_WHAT THE TASK ASKS_
Below are some entries; can you quote all of them exactly?

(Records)
•••••
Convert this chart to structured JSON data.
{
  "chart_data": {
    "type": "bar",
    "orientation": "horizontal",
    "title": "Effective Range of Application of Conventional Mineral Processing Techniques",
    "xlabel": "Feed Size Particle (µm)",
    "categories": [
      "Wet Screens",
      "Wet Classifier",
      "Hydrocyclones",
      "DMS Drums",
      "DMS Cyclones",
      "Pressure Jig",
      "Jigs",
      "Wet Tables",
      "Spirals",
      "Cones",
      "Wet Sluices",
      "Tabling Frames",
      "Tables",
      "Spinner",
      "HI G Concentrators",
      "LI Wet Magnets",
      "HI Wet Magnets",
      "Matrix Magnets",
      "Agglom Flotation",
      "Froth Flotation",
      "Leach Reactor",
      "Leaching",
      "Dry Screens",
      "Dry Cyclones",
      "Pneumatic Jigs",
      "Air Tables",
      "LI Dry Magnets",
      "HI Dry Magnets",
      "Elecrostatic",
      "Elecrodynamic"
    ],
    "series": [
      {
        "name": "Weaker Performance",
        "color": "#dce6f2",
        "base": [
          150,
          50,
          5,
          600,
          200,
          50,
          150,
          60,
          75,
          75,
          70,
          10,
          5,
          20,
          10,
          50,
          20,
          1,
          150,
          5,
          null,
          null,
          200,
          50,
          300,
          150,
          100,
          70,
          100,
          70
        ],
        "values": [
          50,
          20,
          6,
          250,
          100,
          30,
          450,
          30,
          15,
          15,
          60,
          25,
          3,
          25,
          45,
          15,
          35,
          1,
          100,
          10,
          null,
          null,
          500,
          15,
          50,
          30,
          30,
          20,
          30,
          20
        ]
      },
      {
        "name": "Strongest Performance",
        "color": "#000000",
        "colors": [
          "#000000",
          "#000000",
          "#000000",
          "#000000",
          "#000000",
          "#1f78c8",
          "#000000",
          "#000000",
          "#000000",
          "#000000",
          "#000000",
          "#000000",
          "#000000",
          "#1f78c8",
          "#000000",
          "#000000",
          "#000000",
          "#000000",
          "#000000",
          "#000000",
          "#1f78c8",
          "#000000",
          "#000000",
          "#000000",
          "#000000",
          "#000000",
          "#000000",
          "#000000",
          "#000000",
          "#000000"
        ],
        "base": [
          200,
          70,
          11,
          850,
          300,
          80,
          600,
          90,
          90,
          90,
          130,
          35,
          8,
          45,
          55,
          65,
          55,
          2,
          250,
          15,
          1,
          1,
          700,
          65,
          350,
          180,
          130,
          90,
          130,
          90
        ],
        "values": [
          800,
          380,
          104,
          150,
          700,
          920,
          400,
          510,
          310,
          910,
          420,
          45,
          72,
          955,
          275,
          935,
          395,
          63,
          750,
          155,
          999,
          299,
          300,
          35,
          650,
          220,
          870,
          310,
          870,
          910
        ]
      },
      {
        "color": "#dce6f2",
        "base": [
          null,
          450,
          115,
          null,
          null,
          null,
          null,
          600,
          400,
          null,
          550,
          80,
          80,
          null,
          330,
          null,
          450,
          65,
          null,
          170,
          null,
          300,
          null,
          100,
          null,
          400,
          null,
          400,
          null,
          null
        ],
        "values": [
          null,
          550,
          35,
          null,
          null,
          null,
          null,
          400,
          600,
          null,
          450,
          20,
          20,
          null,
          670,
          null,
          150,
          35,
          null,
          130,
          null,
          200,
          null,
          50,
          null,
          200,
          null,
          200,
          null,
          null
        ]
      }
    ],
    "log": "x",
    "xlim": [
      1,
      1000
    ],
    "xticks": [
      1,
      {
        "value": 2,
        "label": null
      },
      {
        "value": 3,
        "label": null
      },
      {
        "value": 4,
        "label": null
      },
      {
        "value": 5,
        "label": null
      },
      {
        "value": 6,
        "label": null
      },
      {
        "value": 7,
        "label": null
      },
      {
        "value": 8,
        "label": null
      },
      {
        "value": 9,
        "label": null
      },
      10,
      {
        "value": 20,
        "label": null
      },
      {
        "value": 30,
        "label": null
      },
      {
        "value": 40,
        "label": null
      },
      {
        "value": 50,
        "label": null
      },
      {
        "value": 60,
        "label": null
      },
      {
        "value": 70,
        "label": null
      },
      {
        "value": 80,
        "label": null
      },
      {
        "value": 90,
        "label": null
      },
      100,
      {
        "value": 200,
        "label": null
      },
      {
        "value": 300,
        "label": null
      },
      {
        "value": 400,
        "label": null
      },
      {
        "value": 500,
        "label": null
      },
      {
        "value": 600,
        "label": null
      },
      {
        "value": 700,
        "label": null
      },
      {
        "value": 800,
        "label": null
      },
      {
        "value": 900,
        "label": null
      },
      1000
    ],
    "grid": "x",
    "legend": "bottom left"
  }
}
•••••
_TASK SOLUTION_
Convert this chart to structured JSON data.
{
  "chart_data": {
    "type": "bar",
    "orientation": "horizontal",
    "title": "Effective Range of Application of Conventional Mineral Processing Techniques",
    "xlabel": "Feed Size Particle (µm)",
    "categories": [
      "Wet Screens",
      "Wet Classifier",
      "Hydrocyclones",
      "DMS Drums",
      "DMS Cyclones",
      "Pressure Jig",
      "Jigs",
      "Wet Tables",
      "Spirals",
      "Cones",
      "Wet Sluices",
      "Tabling Frames",
      "Tables",
      "Spinner",
      "HI G Concentrators",
      "LI Wet Magnets",
      "HI Wet Magnets",
      "Matrix Magnets",
      "Agglom Flotation",
      "Froth Flotation",
      "Leach Reactor",
      "Leaching",
      "Dry Screens",
      "Dry Cyclones",
      "Pneumatic Jigs",
      "Air Tables",
      "LI Dry Magnets",
      "HI Dry Magnets",
      "Elecrostatic",
      "Elecrodynamic"
    ],
    "series": [
      {
        "name": "Weaker Performance",
        "color": "#dce6f2",
        "base": [
          150,
          50,
          5,
          600,
          200,
          50,
          150,
          60,
          75,
          75,
          70,
          10,
          5,
          20,
          10,
          50,
          20,
          1,
          150,
          5,
          null,
          null,
          200,
          50,
          300,
          150,
          100,
          70,
          100,
          70
        ],
        "values": [
          50,
          20,
          6,
          250,
          100,
          30,
          450,
          30,
          15,
          15,
          60,
          25,
          3,
          25,
          45,
          15,
          35,
          1,
          100,
          10,
          null,
          null,
          500,
          15,
          50,
          30,
          30,
          20,
          30,
          20
        ]
      },
      {
        "name": "Strongest Performance",
        "color": "#000000",
        "colors": [
          "#000000",
          "#000000",
          "#000000",
          "#000000",
          "#000000",
          "#1f78c8",
          "#000000",
          "#000000",
          "#000000",
          "#000000",
          "#000000",
          "#000000",
          "#000000",
          "#1f78c8",
          "#000000",
          "#000000",
          "#000000",
          "#000000",
          "#000000",
          "#000000",
          "#1f78c8",
          "#000000",
          "#000000",
          "#000000",
          "#000000",
          "#000000",
          "#000000",
          "#000000",
          "#000000",
          "#000000"
        ],
        "base": [
          200,
          70,
          11,
          850,
          300,
          80,
          600,
          90,
          90,
          90,
          130,
          35,
          8,
          45,
          55,
          65,
          55,
          2,
          250,
          15,
          1,
          1,
          700,
          65,
          350,
          180,
          130,
          90,
          130,
          90
        ],
        "values": [
          800,
          380,
          104,
          150,
          700,
          920,
          400,
          510,
          310,
          910,
          420,
          45,
          72,
          955,
          275,
          935,
          395,
          63,
          750,
          155,
          999,
          299,
          300,
          35,
          650,
          220,
          870,
          310,
          870,
          910
        ]
      },
      {
        "color": "#dce6f2",
        "base": [
          null,
          450,
          115,
          null,
          null,
          null,
          null,
          600,
          400,
          null,
          550,
          80,
          80,
          null,
          330,
          null,
          450,
          65,
          null,
          170,
          null,
          300,
          null,
          100,
          null,
          400,
          null,
          400,
          null,
          null
        ],
        "values": [
          null,
          550,
          35,
          null,
          null,
          null,
          null,
          400,
          600,
          null,
          450,
          20,
          20,
          null,
          670,
          null,
          150,
          35,
          null,
          130,
          null,
          200,
          null,
          50,
          null,
          200,
          null,
          200,
          null,
          null
        ]
      }
    ],
    "log": "x",
    "xlim": [
      1,
      1000
    ],
    "xticks": [
      1,
      {
        "value": 2,
        "label": null
      },
      {
        "value": 3,
        "label": null
      },
      {
        "value": 4,
        "label": null
      },
      {
        "value": 5,
        "label": null
      },
      {
        "value": 6,
        "label": null
      },
      {
        "value": 7,
        "label": null
      },
      {
        "value": 8,
        "label": null
      },
      {
        "value": 9,
        "label": null
      },
      10,
      {
        "value": 20,
        "label": null
      },
      {
        "value": 30,
        "label": null
      },
      {
        "value": 40,
        "label": null
      },
      {
        "value": 50,
        "label": null
      },
      {
        "value": 60,
        "label": null
      },
      {
        "value": 70,
        "label": null
      },
      {
        "value": 80,
        "label": null
      },
      {
        "value": 90,
        "label": null
      },
      100,
      {
        "value": 200,
        "label": null
      },
      {
        "value": 300,
        "label": null
      },
      {
        "value": 400,
        "label": null
      },
      {
        "value": 500,
        "label": null
      },
      {
        "value": 600,
        "label": null
      },
      {
        "value": 700,
        "label": null
      },
      {
        "value": 800,
        "label": null
      },
      {
        "value": 900,
        "label": null
      },
      1000
    ],
    "grid": "x",
    "legend": "bottom left"
  }
}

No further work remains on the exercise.